## Begin Extracted records

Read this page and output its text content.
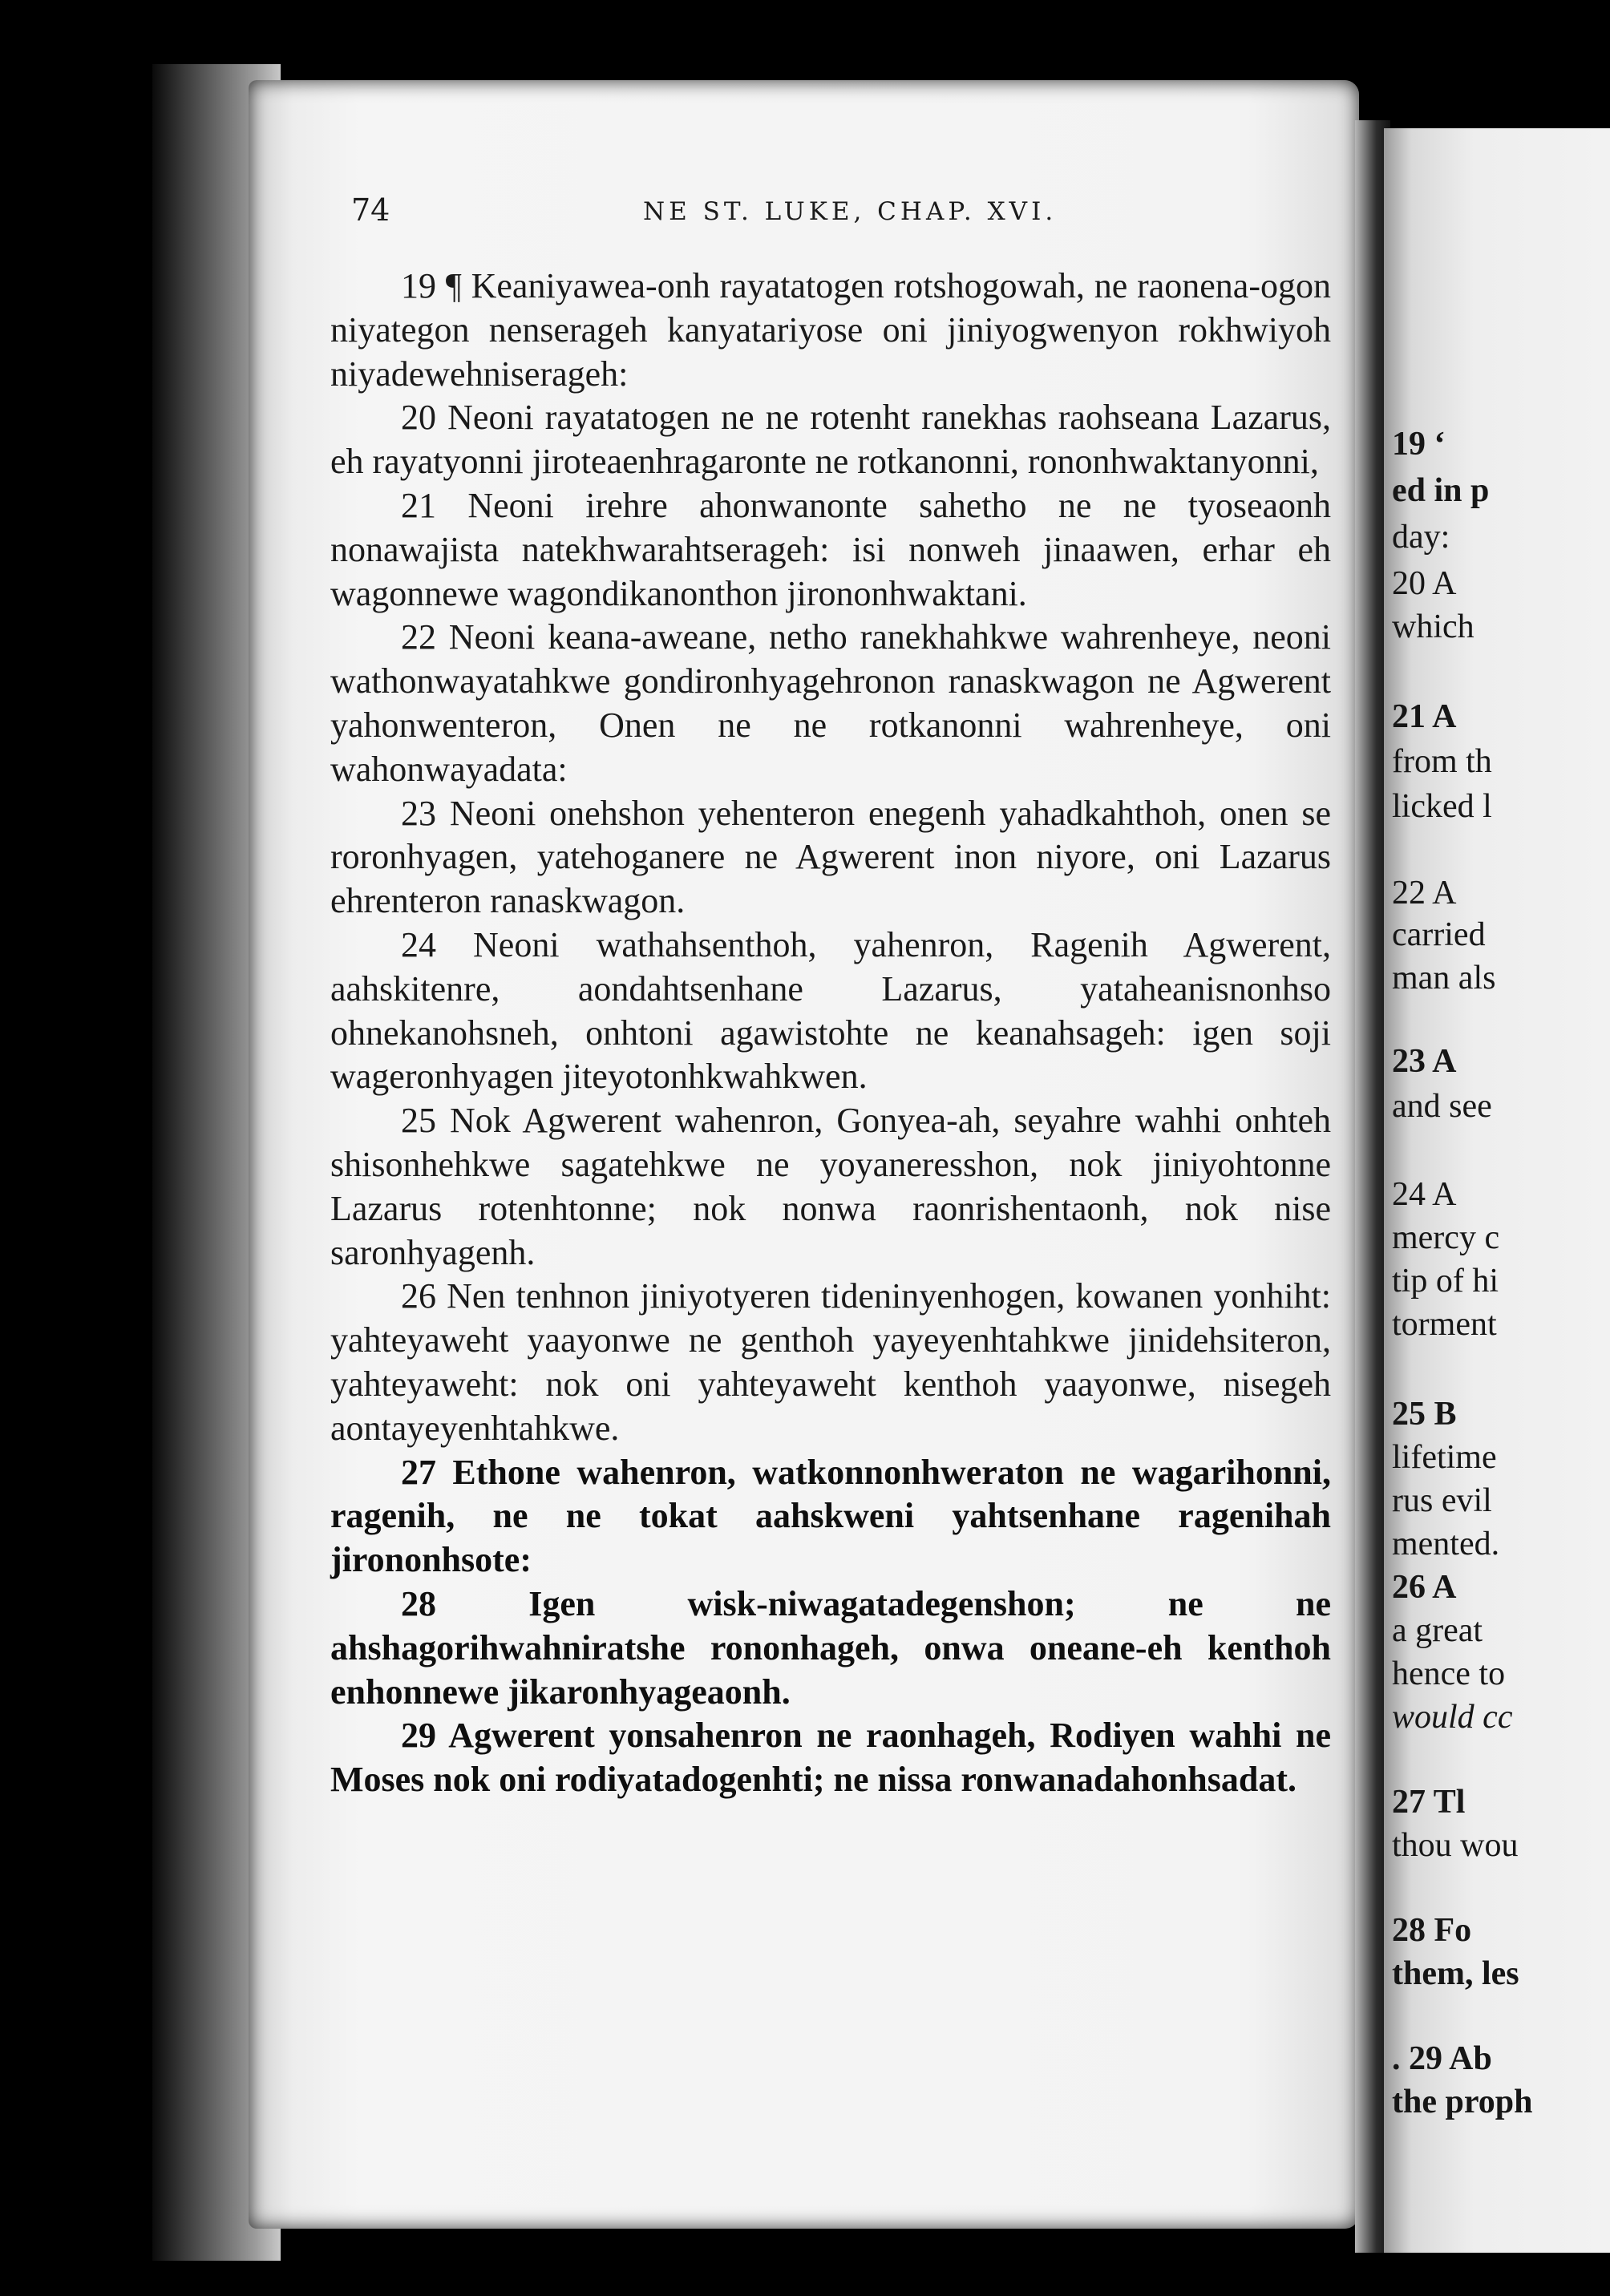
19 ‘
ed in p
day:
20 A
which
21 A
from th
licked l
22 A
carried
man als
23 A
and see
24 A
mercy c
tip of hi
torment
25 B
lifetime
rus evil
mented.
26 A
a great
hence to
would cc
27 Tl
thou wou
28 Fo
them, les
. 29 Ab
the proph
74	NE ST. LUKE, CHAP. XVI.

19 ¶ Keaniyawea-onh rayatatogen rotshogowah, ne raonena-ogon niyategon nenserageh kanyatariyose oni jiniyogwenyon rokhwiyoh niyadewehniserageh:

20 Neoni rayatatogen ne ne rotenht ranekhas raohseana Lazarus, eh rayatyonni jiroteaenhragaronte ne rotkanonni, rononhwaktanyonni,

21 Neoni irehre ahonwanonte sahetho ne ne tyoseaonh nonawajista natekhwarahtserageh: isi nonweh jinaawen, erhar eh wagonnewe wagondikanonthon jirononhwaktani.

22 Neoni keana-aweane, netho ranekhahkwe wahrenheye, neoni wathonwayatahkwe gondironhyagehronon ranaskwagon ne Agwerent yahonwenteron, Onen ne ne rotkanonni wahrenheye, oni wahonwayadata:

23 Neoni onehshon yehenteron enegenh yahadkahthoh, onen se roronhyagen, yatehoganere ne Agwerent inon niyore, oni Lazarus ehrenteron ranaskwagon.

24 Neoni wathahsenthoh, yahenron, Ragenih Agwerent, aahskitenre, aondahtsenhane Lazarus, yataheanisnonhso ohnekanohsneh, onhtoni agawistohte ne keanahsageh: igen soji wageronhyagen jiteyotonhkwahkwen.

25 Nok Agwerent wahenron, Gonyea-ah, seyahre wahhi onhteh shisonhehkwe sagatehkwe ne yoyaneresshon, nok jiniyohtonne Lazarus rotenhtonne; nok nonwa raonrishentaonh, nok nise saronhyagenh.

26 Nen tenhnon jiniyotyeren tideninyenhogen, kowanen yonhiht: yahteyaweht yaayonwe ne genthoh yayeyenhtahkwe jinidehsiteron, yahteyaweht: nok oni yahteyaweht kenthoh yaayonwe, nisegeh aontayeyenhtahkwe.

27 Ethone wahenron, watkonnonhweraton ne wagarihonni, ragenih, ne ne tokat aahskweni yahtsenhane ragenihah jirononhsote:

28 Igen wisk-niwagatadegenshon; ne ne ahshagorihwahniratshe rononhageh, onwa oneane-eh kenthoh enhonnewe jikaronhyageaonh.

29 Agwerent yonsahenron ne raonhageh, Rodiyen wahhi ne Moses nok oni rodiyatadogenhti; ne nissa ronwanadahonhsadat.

## End Extracted records

Collect every line with the string "rayatatogen" from the records, and copy each.

19 ¶ Keaniyawea-onh rayatatogen rotshogowah, ne raonena-ogon niyategon nenserageh kanyatariyose oni jiniyogwenyon rokhwiyoh niyadewehniserageh:
20 Neoni rayatatogen ne ne rotenht ranekhas raohseana Lazarus, eh rayatyonni jiroteaenhragaronte ne rotkanonni, rononhwaktanyonni,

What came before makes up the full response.